_Texto seleccionado_:
Del afecto y la memoria

Mario Barghomz
mbarghomz2012@hotmail.com

Uno y otra, el afecto y la memoria, van siempre juntos en el reconocimiento de aquellos a quienes amamos o por los que sentimos “algo” que estuvo o sigue estando presente. En este entendido no se puede sentir nada por nadie a quien no se conozca. Cientos de miles mueren o padecen a diario por los que no lloramos. Podemos lamentar el dolor o la desgracia ajena en el mundo, pero no sentirla. No como sentiríamos la muerte de un hijo o la desgracia de un amigo presente.

Se tiene afecto por aquello que se conoce, que se sabe y se siente. Pero no por lo que no está en la memoria de nuestros sentimientos. Hablo del aprecio significativo por aquello que en lo particular nos afecta o nos conmueve.

Los recuerdos de nuestra memoria nos permiten amar o despreciar, tener afecto o simplemente no sentir nada. Un hijo que nunca conoció a su padre, que no está en su afecto porque no está en su memoria, será difícil que veinte o treinta años después, si lo encuentra, siquiera lo reconozca.

(Datos de detección de la estructura del documento)
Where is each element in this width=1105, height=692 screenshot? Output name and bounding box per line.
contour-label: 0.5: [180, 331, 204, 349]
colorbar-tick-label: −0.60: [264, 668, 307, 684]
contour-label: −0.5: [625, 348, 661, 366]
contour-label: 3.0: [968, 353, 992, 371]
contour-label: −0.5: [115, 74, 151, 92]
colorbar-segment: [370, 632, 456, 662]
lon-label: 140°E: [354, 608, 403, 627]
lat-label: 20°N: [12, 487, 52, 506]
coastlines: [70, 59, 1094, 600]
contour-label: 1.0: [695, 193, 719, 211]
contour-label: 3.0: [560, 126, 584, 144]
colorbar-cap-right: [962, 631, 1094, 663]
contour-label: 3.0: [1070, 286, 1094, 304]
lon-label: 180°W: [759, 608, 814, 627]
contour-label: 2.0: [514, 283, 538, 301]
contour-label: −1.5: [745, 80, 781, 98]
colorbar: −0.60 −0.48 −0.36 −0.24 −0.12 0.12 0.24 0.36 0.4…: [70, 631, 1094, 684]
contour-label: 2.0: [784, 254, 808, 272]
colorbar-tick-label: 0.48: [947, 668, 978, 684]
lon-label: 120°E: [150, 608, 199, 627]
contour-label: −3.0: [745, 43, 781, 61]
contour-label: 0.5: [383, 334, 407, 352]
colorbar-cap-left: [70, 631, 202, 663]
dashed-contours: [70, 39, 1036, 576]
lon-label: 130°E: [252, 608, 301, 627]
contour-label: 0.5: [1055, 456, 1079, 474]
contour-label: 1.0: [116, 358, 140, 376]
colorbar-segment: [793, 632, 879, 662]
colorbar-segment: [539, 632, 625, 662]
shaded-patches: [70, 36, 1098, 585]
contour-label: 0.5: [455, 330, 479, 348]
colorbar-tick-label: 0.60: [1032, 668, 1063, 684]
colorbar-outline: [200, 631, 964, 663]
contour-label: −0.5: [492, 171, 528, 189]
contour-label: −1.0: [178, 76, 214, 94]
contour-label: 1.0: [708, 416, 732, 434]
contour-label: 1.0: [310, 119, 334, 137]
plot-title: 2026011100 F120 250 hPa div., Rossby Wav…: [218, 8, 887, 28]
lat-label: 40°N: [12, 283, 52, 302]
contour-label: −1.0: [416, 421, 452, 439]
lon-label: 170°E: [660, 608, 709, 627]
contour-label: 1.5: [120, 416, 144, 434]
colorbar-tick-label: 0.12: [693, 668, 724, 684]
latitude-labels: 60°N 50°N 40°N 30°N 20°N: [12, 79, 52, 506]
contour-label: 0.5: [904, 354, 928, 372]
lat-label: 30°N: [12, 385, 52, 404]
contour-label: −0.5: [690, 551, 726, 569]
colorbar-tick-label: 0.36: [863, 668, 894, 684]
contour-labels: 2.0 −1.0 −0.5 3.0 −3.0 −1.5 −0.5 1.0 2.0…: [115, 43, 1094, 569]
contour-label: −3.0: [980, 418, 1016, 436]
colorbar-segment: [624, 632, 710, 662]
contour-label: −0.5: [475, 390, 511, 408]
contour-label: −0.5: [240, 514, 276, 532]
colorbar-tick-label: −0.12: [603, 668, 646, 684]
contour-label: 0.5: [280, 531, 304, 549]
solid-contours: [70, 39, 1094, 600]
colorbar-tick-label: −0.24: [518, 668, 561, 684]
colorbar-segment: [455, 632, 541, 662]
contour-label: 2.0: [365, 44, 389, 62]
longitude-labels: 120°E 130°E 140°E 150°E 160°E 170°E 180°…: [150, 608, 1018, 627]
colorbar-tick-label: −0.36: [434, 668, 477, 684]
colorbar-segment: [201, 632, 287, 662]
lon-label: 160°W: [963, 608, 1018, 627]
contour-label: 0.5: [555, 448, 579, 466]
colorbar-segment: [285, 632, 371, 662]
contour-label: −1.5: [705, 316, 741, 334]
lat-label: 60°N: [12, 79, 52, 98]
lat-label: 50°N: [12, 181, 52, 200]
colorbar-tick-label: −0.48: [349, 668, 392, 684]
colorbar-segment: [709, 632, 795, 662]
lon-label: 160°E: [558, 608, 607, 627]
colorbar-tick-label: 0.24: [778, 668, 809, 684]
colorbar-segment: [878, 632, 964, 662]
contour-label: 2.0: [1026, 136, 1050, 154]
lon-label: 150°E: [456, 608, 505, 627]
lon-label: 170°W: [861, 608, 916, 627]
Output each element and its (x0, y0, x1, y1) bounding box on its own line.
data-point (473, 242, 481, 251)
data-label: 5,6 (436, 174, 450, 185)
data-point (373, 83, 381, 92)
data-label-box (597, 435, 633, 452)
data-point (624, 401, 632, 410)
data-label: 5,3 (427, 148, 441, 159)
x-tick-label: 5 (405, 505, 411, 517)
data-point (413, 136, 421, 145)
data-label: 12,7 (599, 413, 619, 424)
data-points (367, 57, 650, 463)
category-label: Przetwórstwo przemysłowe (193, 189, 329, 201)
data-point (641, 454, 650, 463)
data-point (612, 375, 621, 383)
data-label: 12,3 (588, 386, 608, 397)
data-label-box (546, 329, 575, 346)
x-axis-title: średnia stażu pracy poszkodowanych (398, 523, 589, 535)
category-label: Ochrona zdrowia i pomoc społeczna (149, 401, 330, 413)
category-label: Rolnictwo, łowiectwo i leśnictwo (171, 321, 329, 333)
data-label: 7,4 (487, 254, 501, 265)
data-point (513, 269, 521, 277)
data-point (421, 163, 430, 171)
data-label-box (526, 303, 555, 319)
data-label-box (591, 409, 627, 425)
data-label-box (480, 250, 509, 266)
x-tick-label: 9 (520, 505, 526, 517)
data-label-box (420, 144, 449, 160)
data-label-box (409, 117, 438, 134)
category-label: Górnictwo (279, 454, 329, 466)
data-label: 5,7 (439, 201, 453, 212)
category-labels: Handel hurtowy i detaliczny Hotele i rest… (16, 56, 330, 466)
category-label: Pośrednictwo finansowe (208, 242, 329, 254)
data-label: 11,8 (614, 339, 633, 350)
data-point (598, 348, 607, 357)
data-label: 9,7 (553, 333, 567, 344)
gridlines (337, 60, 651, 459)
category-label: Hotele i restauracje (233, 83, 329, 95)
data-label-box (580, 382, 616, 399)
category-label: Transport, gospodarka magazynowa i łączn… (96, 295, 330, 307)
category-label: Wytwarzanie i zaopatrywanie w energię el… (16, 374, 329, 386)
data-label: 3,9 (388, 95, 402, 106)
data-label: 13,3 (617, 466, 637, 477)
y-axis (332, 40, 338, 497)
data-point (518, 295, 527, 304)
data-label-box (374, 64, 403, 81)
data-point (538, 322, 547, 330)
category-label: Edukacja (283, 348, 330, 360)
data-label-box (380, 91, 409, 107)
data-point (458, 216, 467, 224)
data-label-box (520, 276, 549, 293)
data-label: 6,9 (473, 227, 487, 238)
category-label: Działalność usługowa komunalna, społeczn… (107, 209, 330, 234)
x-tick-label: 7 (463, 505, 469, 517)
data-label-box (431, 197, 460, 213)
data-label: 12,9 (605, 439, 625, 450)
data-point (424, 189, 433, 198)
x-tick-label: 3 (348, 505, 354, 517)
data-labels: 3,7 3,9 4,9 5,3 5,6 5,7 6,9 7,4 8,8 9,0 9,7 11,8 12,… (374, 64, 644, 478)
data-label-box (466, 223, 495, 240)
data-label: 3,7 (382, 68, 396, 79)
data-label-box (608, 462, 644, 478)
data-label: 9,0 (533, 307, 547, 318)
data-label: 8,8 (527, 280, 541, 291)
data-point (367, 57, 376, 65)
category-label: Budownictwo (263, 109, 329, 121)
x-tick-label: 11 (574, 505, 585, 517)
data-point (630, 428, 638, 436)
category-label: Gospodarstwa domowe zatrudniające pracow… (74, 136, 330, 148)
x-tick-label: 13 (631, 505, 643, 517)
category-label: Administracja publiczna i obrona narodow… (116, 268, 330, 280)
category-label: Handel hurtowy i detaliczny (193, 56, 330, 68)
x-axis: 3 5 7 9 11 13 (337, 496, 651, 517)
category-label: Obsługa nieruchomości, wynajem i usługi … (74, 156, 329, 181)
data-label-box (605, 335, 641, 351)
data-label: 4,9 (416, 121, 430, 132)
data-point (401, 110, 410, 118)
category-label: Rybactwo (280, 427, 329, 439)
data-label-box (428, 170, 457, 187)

_Objetivo del ejercicio_: Prosigue el texto sobre el afecto y la memoria a partir de su última oración.

_Resultado de la tarea_:
La memoria, sabemos, puede ser operativa, de corto o largo plazo. En este sentido, se ama lo que se recuerda, pero también lo que acaba de conocerse. “Perdóname por lo que nunca hice por ti”, le dice un padre a un hijo. ¡Eso ya no importa!, le responde el hijo, ¡puedes hacerlo ahora!

Donde no hay memoria no existen vínculos, ni de largo ni de corto plazo. Nuestro cerebro necesita registrar evidencias de afecto en su memoria para sentir algo por alguien. A Romeo le bastaron cinco minutos para enamorarse de Julieta. Sus ojos fueron el vehículo y el vínculo entre su memoria y sus sensaciones. Luego vino el deseo físico que los llevó al matrimonio. Tanto Romeo como Julieta recordaban su primer encuentro cuando fueron obligados a no verse.

Contrariamente, Josefina, la amante de Napoleón, no tenía ningún afecto por Napoleón a quien poco o nunca veía. Por ello siempre evadía su relación. Estoy seguro que la memoria de Josefina (sus recuerdos) en su vínculo con el emperador, no era suficiente ni buena. Carecía del afecto, es decir, del sentimiento necesario para amarlo.

El mal de Alzheimer suele acabar lentamente con la memoria de un cerebro (operativa, corta o de largo plazo), como si una fuerza siniestra usara un borrador para ir borrando cada recuerdo, cada rostro y cada nombre hasta hacer del cerebro una página en blanco, donde nada de lo antes conocido, personas, cosas, lugares, acciones o la identidad misma, se recuerdan.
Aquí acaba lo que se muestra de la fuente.